- Directions for this task -
Of the lines listed below, how many contain the string "phản"? Answer with the number alone.

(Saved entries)
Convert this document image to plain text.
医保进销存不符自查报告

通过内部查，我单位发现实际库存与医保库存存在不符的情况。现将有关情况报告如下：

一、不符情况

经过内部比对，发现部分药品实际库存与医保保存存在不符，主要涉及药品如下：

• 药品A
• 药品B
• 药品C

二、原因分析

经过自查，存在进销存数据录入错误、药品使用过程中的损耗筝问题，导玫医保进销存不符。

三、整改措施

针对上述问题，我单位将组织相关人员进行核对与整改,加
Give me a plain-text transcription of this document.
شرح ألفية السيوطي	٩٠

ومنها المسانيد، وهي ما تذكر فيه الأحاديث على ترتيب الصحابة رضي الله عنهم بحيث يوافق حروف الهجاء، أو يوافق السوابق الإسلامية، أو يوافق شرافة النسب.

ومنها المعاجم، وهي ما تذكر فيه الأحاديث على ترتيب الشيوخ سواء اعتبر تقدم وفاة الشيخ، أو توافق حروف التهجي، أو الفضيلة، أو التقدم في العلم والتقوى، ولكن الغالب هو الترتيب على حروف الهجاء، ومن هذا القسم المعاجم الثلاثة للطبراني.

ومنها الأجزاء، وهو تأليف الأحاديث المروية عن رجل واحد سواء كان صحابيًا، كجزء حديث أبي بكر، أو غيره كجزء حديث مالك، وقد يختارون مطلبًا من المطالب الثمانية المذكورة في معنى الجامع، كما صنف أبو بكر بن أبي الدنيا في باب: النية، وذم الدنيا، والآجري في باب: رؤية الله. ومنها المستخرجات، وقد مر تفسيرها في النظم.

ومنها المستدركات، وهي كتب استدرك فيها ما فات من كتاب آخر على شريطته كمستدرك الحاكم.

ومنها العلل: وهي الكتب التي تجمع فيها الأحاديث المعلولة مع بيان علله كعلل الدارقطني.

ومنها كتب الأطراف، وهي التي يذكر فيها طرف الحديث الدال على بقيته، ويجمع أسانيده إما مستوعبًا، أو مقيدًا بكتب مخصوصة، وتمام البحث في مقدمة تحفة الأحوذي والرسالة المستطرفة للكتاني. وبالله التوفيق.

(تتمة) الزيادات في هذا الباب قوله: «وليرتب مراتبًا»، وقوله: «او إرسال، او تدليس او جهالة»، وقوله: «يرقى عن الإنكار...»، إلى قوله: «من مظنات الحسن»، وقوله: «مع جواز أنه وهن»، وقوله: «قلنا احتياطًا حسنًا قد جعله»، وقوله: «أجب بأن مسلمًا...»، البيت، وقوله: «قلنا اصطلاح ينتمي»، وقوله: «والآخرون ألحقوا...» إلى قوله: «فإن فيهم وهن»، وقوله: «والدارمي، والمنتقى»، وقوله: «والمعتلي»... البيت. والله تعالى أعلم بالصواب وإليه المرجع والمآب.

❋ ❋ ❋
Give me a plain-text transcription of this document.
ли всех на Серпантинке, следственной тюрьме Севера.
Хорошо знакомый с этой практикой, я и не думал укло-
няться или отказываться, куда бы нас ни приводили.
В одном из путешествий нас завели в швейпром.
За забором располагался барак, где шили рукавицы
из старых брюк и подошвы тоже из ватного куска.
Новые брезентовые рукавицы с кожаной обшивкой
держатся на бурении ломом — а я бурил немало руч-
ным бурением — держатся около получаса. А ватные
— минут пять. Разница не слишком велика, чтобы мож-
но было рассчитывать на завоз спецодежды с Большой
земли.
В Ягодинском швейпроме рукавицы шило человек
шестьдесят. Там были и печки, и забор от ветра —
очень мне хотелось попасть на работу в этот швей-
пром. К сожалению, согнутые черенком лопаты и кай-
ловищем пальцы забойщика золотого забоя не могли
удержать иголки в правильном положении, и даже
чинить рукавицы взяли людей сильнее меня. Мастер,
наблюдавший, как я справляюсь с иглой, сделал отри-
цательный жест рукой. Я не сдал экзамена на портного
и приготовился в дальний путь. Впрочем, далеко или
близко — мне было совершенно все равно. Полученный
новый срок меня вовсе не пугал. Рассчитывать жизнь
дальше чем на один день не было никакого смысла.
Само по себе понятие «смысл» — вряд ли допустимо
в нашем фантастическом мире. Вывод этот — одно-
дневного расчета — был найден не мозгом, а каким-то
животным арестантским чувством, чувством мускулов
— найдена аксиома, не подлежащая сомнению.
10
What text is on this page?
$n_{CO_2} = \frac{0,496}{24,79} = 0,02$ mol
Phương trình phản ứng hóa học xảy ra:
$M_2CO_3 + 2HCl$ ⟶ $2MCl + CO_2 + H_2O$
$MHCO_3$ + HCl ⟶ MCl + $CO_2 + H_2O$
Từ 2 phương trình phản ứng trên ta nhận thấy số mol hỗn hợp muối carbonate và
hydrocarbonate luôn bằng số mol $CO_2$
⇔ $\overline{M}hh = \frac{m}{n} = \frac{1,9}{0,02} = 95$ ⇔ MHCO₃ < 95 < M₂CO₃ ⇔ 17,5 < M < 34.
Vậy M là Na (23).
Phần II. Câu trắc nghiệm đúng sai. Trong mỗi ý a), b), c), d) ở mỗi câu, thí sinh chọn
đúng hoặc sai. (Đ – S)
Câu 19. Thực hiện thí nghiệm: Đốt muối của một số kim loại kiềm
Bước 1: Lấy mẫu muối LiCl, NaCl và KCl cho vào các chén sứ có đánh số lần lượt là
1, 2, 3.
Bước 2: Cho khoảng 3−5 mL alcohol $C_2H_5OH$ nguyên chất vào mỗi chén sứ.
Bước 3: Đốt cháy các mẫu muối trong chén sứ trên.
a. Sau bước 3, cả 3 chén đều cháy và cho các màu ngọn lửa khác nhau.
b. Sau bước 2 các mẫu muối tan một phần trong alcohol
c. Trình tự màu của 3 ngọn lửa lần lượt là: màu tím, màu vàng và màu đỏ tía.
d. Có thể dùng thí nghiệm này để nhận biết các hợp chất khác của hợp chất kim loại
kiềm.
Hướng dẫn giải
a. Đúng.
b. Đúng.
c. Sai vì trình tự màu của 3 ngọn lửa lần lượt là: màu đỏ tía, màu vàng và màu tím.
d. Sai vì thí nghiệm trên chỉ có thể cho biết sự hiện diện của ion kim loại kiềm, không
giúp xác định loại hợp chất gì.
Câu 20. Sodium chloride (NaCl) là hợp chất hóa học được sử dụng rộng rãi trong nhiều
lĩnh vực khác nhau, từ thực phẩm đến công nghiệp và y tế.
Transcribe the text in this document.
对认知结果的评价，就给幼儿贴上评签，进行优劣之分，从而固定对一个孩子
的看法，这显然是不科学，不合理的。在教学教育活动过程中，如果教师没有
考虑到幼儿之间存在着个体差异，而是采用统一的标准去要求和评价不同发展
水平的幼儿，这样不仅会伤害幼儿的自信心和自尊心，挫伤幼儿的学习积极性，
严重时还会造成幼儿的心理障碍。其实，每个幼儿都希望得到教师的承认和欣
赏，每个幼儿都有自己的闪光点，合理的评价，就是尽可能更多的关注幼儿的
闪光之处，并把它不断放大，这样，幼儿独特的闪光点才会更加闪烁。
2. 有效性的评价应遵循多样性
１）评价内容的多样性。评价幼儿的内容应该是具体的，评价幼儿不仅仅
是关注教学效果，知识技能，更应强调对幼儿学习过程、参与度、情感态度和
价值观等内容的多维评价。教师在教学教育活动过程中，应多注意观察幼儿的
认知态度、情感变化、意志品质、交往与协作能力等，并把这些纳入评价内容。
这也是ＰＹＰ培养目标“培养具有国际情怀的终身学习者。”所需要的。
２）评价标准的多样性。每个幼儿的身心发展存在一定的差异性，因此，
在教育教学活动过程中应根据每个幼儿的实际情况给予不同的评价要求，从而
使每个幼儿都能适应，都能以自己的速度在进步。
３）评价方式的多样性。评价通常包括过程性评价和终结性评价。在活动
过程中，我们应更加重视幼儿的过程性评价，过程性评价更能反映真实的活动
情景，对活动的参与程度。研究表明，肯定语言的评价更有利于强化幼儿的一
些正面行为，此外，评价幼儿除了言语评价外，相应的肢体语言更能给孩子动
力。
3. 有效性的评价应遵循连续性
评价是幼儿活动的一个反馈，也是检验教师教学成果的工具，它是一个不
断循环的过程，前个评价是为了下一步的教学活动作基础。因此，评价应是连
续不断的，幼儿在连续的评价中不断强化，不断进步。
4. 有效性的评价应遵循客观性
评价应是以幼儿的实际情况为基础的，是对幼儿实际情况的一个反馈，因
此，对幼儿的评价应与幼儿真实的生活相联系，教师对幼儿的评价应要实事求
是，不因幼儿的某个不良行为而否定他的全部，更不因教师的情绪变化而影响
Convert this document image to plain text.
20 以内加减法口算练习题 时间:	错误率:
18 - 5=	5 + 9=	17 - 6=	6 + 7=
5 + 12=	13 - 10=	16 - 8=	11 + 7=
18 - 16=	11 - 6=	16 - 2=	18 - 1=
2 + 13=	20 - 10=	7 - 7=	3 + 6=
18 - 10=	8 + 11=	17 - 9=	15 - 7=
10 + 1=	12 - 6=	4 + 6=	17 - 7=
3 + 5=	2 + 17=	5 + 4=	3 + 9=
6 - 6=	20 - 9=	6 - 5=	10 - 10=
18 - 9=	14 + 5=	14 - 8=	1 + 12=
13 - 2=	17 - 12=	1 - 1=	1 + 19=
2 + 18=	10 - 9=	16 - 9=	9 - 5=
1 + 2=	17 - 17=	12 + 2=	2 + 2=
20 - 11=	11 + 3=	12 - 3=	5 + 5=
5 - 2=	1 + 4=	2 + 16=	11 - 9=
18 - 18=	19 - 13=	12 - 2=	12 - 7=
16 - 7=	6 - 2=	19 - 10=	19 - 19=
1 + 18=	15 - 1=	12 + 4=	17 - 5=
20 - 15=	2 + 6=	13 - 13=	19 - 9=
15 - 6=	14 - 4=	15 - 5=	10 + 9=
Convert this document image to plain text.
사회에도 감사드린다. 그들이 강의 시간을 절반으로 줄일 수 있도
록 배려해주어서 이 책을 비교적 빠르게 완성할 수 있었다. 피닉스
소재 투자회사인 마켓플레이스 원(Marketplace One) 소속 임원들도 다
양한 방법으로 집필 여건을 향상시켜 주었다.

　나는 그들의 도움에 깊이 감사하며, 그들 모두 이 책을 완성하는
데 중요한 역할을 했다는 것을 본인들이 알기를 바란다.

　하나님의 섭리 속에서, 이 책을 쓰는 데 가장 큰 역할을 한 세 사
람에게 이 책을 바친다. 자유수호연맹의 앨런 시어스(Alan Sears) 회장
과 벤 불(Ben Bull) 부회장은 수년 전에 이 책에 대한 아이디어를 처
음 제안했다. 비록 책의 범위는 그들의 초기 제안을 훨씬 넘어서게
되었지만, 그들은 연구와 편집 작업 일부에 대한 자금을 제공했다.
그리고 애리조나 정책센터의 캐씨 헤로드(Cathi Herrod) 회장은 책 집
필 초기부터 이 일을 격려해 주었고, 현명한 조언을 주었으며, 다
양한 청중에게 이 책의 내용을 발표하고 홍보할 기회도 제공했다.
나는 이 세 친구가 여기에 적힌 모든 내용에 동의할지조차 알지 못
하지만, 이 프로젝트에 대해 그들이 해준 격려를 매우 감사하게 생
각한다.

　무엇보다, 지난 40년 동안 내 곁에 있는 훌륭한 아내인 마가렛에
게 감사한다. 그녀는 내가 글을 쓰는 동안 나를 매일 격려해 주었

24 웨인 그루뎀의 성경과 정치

- Task output -
2